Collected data
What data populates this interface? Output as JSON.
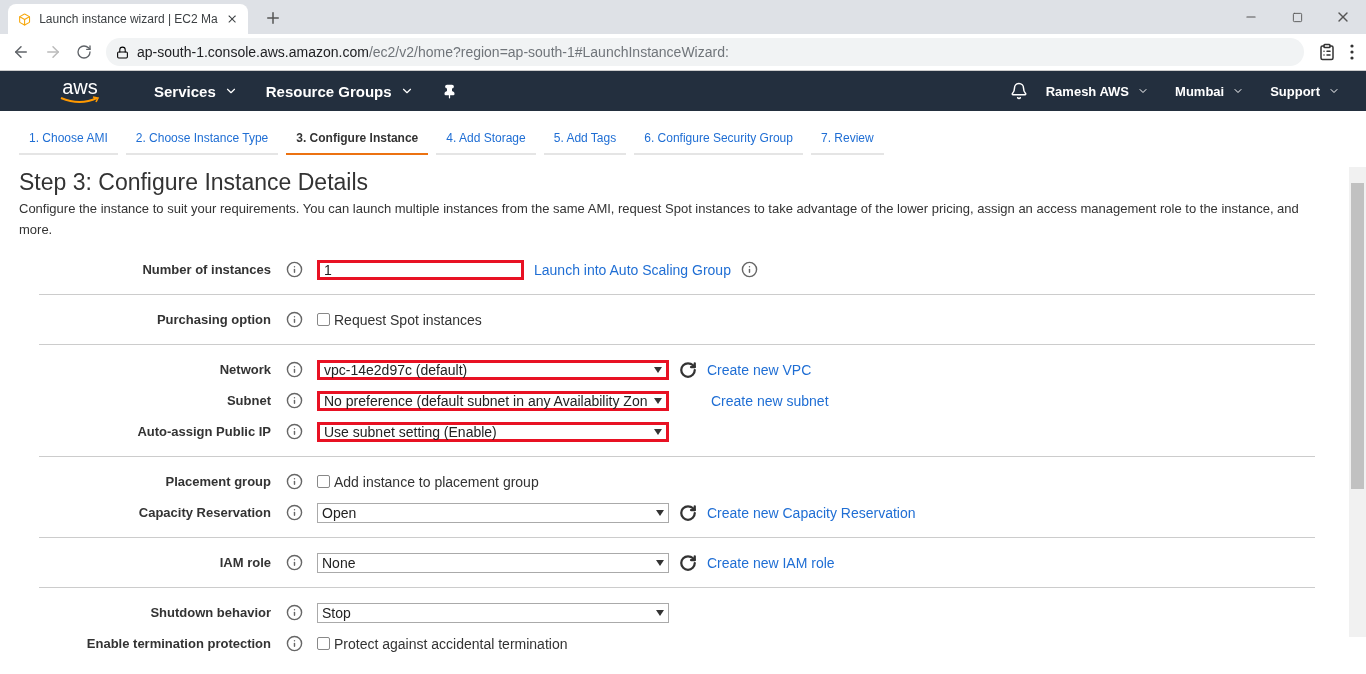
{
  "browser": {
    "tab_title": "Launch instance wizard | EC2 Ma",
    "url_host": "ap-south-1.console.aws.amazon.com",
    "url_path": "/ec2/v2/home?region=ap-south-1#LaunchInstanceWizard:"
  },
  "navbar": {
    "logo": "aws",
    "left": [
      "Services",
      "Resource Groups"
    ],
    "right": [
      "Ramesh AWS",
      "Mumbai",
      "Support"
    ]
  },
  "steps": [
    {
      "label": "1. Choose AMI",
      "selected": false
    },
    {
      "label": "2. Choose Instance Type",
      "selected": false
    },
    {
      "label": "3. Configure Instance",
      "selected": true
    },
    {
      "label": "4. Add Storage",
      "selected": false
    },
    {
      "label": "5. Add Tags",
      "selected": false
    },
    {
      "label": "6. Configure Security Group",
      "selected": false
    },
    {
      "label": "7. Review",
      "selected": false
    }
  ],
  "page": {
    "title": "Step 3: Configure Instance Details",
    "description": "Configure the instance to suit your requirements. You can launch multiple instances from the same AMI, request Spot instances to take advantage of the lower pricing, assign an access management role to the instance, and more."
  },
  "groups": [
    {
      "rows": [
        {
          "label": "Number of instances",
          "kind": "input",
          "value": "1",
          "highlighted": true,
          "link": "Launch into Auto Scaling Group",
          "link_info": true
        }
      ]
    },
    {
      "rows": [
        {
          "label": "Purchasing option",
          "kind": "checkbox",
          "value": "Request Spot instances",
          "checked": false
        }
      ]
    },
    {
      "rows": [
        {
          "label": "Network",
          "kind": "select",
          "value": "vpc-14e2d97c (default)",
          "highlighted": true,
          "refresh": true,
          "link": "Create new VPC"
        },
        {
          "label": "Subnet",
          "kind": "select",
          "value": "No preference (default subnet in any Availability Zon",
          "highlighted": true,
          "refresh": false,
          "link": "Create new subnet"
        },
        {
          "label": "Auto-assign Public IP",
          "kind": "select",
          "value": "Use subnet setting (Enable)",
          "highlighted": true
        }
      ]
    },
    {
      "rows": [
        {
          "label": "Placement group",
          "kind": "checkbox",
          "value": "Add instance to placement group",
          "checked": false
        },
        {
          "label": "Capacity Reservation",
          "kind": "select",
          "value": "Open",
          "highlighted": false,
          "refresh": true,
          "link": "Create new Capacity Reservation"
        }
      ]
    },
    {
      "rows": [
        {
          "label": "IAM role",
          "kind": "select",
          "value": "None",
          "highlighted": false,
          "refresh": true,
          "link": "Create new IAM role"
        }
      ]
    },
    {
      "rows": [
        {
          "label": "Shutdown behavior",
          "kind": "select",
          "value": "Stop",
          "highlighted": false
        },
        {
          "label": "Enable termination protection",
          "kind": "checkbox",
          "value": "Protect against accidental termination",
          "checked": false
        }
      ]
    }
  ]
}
--
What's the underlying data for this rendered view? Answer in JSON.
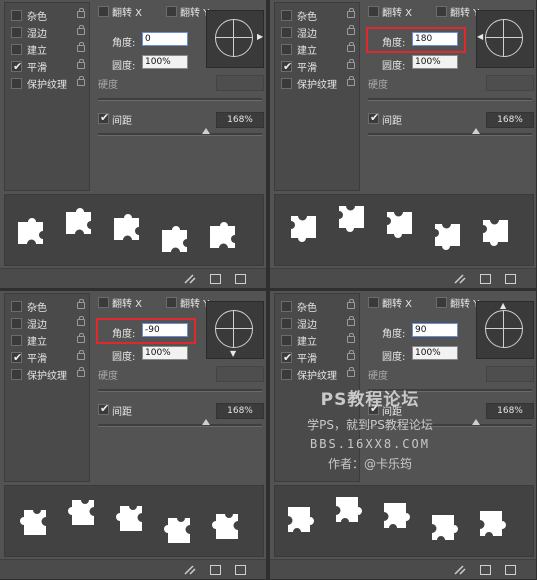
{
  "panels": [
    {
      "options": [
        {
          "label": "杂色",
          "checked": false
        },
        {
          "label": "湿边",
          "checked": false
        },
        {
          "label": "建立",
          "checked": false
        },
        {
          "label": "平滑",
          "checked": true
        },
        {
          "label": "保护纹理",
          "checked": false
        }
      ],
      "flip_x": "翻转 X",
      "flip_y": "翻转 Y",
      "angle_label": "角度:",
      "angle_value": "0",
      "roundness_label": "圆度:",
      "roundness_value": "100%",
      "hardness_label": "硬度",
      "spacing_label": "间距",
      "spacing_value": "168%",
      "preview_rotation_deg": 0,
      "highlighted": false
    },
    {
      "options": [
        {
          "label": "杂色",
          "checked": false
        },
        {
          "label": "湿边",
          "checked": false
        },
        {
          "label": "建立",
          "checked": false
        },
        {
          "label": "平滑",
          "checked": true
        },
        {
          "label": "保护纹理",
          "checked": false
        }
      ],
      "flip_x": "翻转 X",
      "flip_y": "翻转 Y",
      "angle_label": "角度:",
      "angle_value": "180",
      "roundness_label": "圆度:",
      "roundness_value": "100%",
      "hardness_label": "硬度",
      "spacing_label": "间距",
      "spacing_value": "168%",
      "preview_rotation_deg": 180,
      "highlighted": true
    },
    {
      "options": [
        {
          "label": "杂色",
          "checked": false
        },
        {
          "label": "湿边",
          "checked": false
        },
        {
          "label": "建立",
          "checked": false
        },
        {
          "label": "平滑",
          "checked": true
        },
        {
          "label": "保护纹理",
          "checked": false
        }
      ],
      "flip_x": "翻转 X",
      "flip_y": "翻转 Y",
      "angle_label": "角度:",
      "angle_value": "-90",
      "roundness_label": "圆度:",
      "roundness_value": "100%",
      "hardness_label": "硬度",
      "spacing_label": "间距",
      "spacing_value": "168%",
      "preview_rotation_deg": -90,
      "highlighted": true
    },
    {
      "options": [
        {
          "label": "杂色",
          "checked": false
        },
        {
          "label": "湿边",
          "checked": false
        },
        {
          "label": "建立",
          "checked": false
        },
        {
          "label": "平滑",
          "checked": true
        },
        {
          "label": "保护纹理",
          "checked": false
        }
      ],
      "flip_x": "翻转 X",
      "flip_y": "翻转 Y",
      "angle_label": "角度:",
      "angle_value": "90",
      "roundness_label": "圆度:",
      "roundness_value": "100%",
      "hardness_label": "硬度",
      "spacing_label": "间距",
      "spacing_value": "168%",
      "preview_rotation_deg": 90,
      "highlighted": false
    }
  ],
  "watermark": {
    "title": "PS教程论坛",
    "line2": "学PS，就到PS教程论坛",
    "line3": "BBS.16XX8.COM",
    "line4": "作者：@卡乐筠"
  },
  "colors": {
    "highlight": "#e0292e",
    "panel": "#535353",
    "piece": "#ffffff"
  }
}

## To do:
Review the material and copy each line in which the word "Create" appears.

## Exercise answer:
          "link": "Create new VPC"
          "link": "Create new subnet"
          "link": "Create new Capacity Reservation"
          "link": "Create new IAM role"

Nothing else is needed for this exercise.